• Supplied records
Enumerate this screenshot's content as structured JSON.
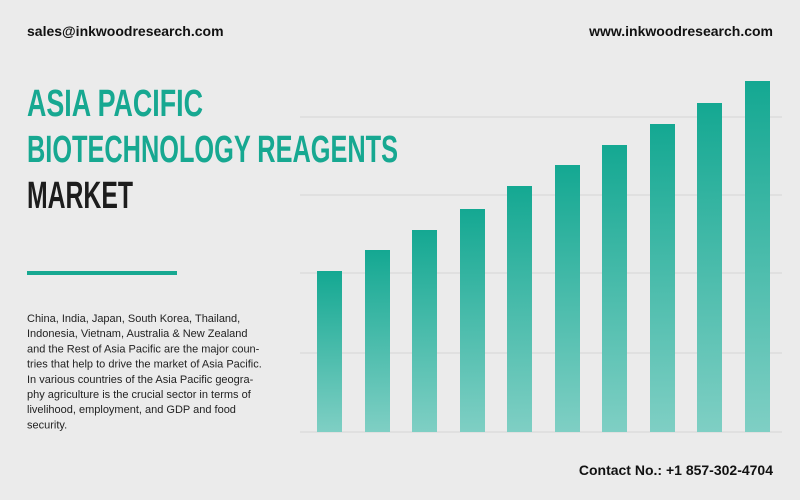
{
  "header": {
    "email": "sales@inkwoodresearch.com",
    "website": "www.inkwoodresearch.com"
  },
  "title": {
    "line1": "ASIA PACIFIC",
    "line2": "BIOTECHNOLOGY REAGENTS",
    "line3": "MARKET"
  },
  "description": {
    "lines": [
      "China, India, Japan, South Korea, Thailand,",
      "Indonesia, Vietnam, Australia & New Zealand",
      "and the Rest of Asia Pacific are the major coun-",
      "tries that help to drive the market of Asia Pacific.",
      "In various countries of the Asia Pacific geogra-",
      "phy agriculture is the crucial sector in terms of",
      "livelihood, employment, and GDP and food",
      "security."
    ]
  },
  "footer": {
    "contact": "Contact No.: +1 857-302-4704"
  }
}
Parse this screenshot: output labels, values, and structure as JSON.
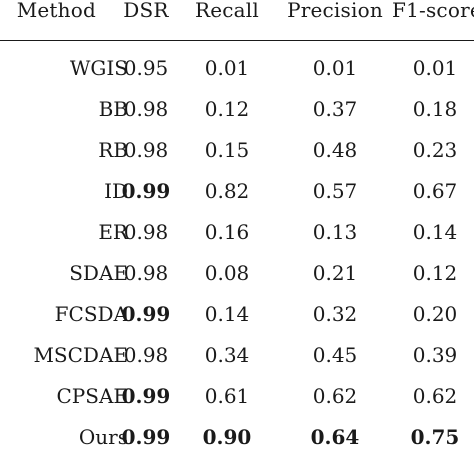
{
  "headers": {
    "method": "Method",
    "dsr": "DSR",
    "recall": "Recall",
    "precision": "Precision",
    "f1": "F1-score"
  },
  "rows": [
    {
      "method": "WGIS",
      "dsr": "0.95",
      "recall": "0.01",
      "precision": "0.01",
      "f1": "0.01",
      "bold": []
    },
    {
      "method": "BB",
      "dsr": "0.98",
      "recall": "0.12",
      "precision": "0.37",
      "f1": "0.18",
      "bold": []
    },
    {
      "method": "RB",
      "dsr": "0.98",
      "recall": "0.15",
      "precision": "0.48",
      "f1": "0.23",
      "bold": []
    },
    {
      "method": "ID",
      "dsr": "0.99",
      "recall": "0.82",
      "precision": "0.57",
      "f1": "0.67",
      "bold": [
        "dsr"
      ]
    },
    {
      "method": "ER",
      "dsr": "0.98",
      "recall": "0.16",
      "precision": "0.13",
      "f1": "0.14",
      "bold": []
    },
    {
      "method": "SDAE",
      "dsr": "0.98",
      "recall": "0.08",
      "precision": "0.21",
      "f1": "0.12",
      "bold": []
    },
    {
      "method": "FCSDA",
      "dsr": "0.99",
      "recall": "0.14",
      "precision": "0.32",
      "f1": "0.20",
      "bold": [
        "dsr"
      ]
    },
    {
      "method": "MSCDAE",
      "dsr": "0.98",
      "recall": "0.34",
      "precision": "0.45",
      "f1": "0.39",
      "bold": []
    },
    {
      "method": "CPSAE",
      "dsr": "0.99",
      "recall": "0.61",
      "precision": "0.62",
      "f1": "0.62",
      "bold": [
        "dsr"
      ]
    },
    {
      "method": "Ours",
      "dsr": "0.99",
      "recall": "0.90",
      "precision": "0.64",
      "f1": "0.75",
      "bold": [
        "dsr",
        "recall",
        "precision",
        "f1"
      ]
    }
  ]
}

• Problem description
Copy out each line in the preceding records that contains "screenshot".

• Output for this exercise
Enumerate this screenshot's content as structured JSON.
Parse this screenshot: output labels, values, and structure as JSON.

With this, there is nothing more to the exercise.